Supplied data:
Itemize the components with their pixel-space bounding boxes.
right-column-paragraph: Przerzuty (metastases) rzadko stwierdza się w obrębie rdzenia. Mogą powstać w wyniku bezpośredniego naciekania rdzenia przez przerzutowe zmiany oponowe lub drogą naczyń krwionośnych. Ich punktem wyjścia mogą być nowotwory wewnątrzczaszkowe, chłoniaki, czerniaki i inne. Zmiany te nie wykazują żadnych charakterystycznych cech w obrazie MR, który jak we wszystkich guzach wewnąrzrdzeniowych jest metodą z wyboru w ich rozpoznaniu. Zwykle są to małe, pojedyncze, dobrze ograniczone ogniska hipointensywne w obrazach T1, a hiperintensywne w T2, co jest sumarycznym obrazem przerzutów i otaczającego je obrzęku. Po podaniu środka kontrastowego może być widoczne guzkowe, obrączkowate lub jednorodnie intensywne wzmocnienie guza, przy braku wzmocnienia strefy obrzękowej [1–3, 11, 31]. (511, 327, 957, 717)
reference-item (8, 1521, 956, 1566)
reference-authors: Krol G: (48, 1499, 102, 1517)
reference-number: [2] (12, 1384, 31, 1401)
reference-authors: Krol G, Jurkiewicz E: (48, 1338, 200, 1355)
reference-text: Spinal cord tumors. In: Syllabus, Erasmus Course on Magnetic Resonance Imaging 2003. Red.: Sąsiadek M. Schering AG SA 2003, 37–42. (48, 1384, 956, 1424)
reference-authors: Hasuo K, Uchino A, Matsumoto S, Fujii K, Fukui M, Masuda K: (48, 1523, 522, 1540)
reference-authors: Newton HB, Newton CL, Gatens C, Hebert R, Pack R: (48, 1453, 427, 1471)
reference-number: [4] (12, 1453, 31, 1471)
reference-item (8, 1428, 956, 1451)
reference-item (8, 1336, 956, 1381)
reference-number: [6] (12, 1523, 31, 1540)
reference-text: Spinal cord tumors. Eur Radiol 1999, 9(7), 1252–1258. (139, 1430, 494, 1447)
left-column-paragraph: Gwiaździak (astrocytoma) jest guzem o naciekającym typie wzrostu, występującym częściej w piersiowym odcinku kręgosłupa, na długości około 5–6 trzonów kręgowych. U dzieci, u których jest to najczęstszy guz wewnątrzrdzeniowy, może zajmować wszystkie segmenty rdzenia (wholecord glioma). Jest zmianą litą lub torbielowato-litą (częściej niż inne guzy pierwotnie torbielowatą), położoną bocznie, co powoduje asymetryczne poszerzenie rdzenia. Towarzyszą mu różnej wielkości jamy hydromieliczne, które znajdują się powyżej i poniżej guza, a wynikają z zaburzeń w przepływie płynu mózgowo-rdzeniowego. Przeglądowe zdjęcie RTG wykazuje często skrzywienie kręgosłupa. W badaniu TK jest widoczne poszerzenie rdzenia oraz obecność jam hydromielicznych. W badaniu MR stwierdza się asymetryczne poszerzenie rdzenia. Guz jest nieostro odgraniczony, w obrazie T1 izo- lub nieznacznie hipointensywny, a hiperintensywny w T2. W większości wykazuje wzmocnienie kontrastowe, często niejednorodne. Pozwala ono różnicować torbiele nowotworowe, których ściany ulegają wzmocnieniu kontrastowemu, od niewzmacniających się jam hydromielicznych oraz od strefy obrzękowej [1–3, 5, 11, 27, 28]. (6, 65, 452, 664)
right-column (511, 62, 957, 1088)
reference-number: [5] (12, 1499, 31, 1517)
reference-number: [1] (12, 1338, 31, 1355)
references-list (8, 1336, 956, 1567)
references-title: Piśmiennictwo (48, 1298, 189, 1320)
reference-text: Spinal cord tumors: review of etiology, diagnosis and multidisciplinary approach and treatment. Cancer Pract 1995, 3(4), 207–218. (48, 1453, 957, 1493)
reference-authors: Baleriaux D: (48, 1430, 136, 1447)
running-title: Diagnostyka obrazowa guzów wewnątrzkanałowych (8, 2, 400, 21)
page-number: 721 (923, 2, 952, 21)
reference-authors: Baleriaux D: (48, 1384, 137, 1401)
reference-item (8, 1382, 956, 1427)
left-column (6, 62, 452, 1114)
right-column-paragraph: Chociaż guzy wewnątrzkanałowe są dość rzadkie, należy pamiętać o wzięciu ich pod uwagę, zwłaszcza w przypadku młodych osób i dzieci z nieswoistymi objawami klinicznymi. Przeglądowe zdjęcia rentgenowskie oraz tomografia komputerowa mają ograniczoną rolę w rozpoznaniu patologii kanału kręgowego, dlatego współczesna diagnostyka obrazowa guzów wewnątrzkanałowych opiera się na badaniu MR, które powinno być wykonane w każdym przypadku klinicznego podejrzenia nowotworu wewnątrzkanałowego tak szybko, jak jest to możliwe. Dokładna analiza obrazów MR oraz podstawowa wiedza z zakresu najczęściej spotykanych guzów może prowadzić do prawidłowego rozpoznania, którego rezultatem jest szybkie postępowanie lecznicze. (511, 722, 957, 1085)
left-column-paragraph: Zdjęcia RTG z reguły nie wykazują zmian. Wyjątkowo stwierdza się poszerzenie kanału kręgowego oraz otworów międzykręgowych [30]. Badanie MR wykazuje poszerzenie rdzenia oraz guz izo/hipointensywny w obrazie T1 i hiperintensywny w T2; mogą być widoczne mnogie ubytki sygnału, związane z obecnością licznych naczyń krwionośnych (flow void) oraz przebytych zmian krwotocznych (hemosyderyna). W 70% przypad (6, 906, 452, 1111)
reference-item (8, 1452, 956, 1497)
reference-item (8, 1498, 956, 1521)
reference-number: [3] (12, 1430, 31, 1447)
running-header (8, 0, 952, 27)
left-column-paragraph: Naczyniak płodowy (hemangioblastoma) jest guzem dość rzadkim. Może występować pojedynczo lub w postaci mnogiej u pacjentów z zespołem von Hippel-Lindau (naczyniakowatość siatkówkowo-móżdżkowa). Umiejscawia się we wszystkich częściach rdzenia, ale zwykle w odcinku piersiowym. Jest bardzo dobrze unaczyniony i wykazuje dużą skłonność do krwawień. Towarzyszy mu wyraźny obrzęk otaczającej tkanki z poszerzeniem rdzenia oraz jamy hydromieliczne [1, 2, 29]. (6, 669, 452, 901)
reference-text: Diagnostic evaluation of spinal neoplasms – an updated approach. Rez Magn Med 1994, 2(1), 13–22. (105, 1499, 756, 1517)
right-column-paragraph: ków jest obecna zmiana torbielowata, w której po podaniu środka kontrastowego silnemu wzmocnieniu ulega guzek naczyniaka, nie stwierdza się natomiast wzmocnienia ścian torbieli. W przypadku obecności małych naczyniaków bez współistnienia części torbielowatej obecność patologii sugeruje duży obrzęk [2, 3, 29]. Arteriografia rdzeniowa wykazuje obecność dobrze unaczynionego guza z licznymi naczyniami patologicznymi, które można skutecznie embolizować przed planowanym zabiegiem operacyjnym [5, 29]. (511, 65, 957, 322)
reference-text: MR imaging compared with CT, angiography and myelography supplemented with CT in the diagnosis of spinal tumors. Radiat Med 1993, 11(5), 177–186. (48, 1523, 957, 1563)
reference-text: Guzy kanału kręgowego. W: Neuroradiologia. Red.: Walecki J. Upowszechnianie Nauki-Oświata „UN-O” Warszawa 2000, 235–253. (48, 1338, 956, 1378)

Work instructions: From the records above, please extract every line and repeat it exactly.

Output:
Itemize the components with their pixel-space bounding boxes.
right-column-paragraph: Przerzuty (metastases) rzadko stwierdza się w obrębie rdzenia. Mogą powstać w wyniku bezpośredniego naciekania rdzenia przez przerzutowe zmiany oponowe lub drogą naczyń krwionośnych. Ich punktem wyjścia mogą być nowotwory wewnątrzczaszkowe, chłoniaki, czerniaki i inne. Zmiany te nie wykazują żadnych charakterystycznych cech w obrazie MR, który jak we wszystkich guzach wewnąrzrdzeniowych jest metodą z wyboru w ich rozpoznaniu. Zwykle są to małe, pojedyncze, dobrze ograniczone ogniska hipointensywne w obrazach T1, a hiperintensywne w T2, co jest sumarycznym obrazem przerzutów i otaczającego je obrzęku. Po podaniu środka kontrastowego może być widoczne guzkowe, obrączkowate lub jednorodnie intensywne wzmocnienie guza, przy braku wzmocnienia strefy obrzękowej [1–3, 11, 31]. (511, 327, 957, 717)
reference-item (8, 1521, 956, 1566)
reference-authors: Krol G: (48, 1499, 102, 1517)
reference-number: [2] (12, 1384, 31, 1401)
reference-authors: Krol G, Jurkiewicz E: (48, 1338, 200, 1355)
reference-text: Spinal cord tumors. In: Syllabus, Erasmus Course on Magnetic Resonance Imaging 2003. Red.: Sąsiadek M. Schering AG SA 2003, 37–42. (48, 1384, 956, 1424)
reference-authors: Hasuo K, Uchino A, Matsumoto S, Fujii K, Fukui M, Masuda K: (48, 1523, 522, 1540)
reference-authors: Newton HB, Newton CL, Gatens C, Hebert R, Pack R: (48, 1453, 427, 1471)
reference-number: [4] (12, 1453, 31, 1471)
reference-item (8, 1428, 956, 1451)
reference-item (8, 1336, 956, 1381)
reference-number: [6] (12, 1523, 31, 1540)
reference-text: Spinal cord tumors. Eur Radiol 1999, 9(7), 1252–1258. (139, 1430, 494, 1447)
left-column-paragraph: Gwiaździak (astrocytoma) jest guzem o naciekającym typie wzrostu, występującym częściej w piersiowym odcinku kręgosłupa, na długości około 5–6 trzonów kręgowych. U dzieci, u których jest to najczęstszy guz wewnątrzrdzeniowy, może zajmować wszystkie segmenty rdzenia (wholecord glioma). Jest zmianą litą lub torbielowato-litą (częściej niż inne guzy pierwotnie torbielowatą), położoną bocznie, co powoduje asymetryczne poszerzenie rdzenia. Towarzyszą mu różnej wielkości jamy hydromieliczne, które znajdują się powyżej i poniżej guza, a wynikają z zaburzeń w przepływie płynu mózgowo-rdzeniowego. Przeglądowe zdjęcie RTG wykazuje często skrzywienie kręgosłupa. W badaniu TK jest widoczne poszerzenie rdzenia oraz obecność jam hydromielicznych. W badaniu MR stwierdza się asymetryczne poszerzenie rdzenia. Guz jest nieostro odgraniczony, w obrazie T1 izo- lub nieznacznie hipointensywny, a hiperintensywny w T2. W większości wykazuje wzmocnienie kontrastowe, często niejednorodne. Pozwala ono różnicować torbiele nowotworowe, których ściany ulegają wzmocnieniu kontrastowemu, od niewzmacniających się jam hydromielicznych oraz od strefy obrzękowej [1–3, 5, 11, 27, 28]. (6, 65, 452, 664)
right-column (511, 62, 957, 1088)
reference-number: [5] (12, 1499, 31, 1517)
reference-number: [1] (12, 1338, 31, 1355)
references-list (8, 1336, 956, 1567)
references-title: Piśmiennictwo (48, 1298, 189, 1320)
reference-text: Spinal cord tumors: review of etiology, diagnosis and multidisciplinary approach and treatment. Cancer Pract 1995, 3(4), 207–218. (48, 1453, 957, 1493)
reference-authors: Baleriaux D: (48, 1430, 136, 1447)
running-title: Diagnostyka obrazowa guzów wewnątrzkanałowych (8, 2, 400, 21)
page-number: 721 (923, 2, 952, 21)
reference-authors: Baleriaux D: (48, 1384, 137, 1401)
reference-item (8, 1382, 956, 1427)
left-column (6, 62, 452, 1114)
right-column-paragraph: Chociaż guzy wewnątrzkanałowe są dość rzadkie, należy pamiętać o wzięciu ich pod uwagę, zwłaszcza w przypadku młodych osób i dzieci z nieswoistymi objawami klinicznymi. Przeglądowe zdjęcia rentgenowskie oraz tomografia komputerowa mają ograniczoną rolę w rozpoznaniu patologii kanału kręgowego, dlatego współczesna diagnostyka obrazowa guzów wewnątrzkanałowych opiera się na badaniu MR, które powinno być wykonane w każdym przypadku klinicznego podejrzenia nowotworu wewnątrzkanałowego tak szybko, jak jest to możliwe. Dokładna analiza obrazów MR oraz podstawowa wiedza z zakresu najczęściej spotykanych guzów może prowadzić do prawidłowego rozpoznania, którego rezultatem jest szybkie postępowanie lecznicze. (511, 722, 957, 1085)
left-column-paragraph: Zdjęcia RTG z reguły nie wykazują zmian. Wyjątkowo stwierdza się poszerzenie kanału kręgowego oraz otworów międzykręgowych [30]. Badanie MR wykazuje poszerzenie rdzenia oraz guz izo/hipointensywny w obrazie T1 i hiperintensywny w T2; mogą być widoczne mnogie ubytki sygnału, związane z obecnością licznych naczyń krwionośnych (flow void) oraz przebytych zmian krwotocznych (hemosyderyna). W 70% przypad (6, 906, 452, 1111)
reference-item (8, 1452, 956, 1497)
reference-item (8, 1498, 956, 1521)
reference-number: [3] (12, 1430, 31, 1447)
running-header (8, 0, 952, 27)
left-column-paragraph: Naczyniak płodowy (hemangioblastoma) jest guzem dość rzadkim. Może występować pojedynczo lub w postaci mnogiej u pacjentów z zespołem von Hippel-Lindau (naczyniakowatość siatkówkowo-móżdżkowa). Umiejscawia się we wszystkich częściach rdzenia, ale zwykle w odcinku piersiowym. Jest bardzo dobrze unaczyniony i wykazuje dużą skłonność do krwawień. Towarzyszy mu wyraźny obrzęk otaczającej tkanki z poszerzeniem rdzenia oraz jamy hydromieliczne [1, 2, 29]. (6, 669, 452, 901)
reference-text: Diagnostic evaluation of spinal neoplasms – an updated approach. Rez Magn Med 1994, 2(1), 13–22. (105, 1499, 756, 1517)
right-column-paragraph: ków jest obecna zmiana torbielowata, w której po podaniu środka kontrastowego silnemu wzmocnieniu ulega guzek naczyniaka, nie stwierdza się natomiast wzmocnienia ścian torbieli. W przypadku obecności małych naczyniaków bez współistnienia części torbielowatej obecność patologii sugeruje duży obrzęk [2, 3, 29]. Arteriografia rdzeniowa wykazuje obecność dobrze unaczynionego guza z licznymi naczyniami patologicznymi, które można skutecznie embolizować przed planowanym zabiegiem operacyjnym [5, 29]. (511, 65, 957, 322)
reference-text: MR imaging compared with CT, angiography and myelography supplemented with CT in the diagnosis of spinal tumors. Radiat Med 1993, 11(5), 177–186. (48, 1523, 957, 1563)
reference-text: Guzy kanału kręgowego. W: Neuroradiologia. Red.: Walecki J. Upowszechnianie Nauki-Oświata „UN-O” Warszawa 2000, 235–253. (48, 1338, 956, 1378)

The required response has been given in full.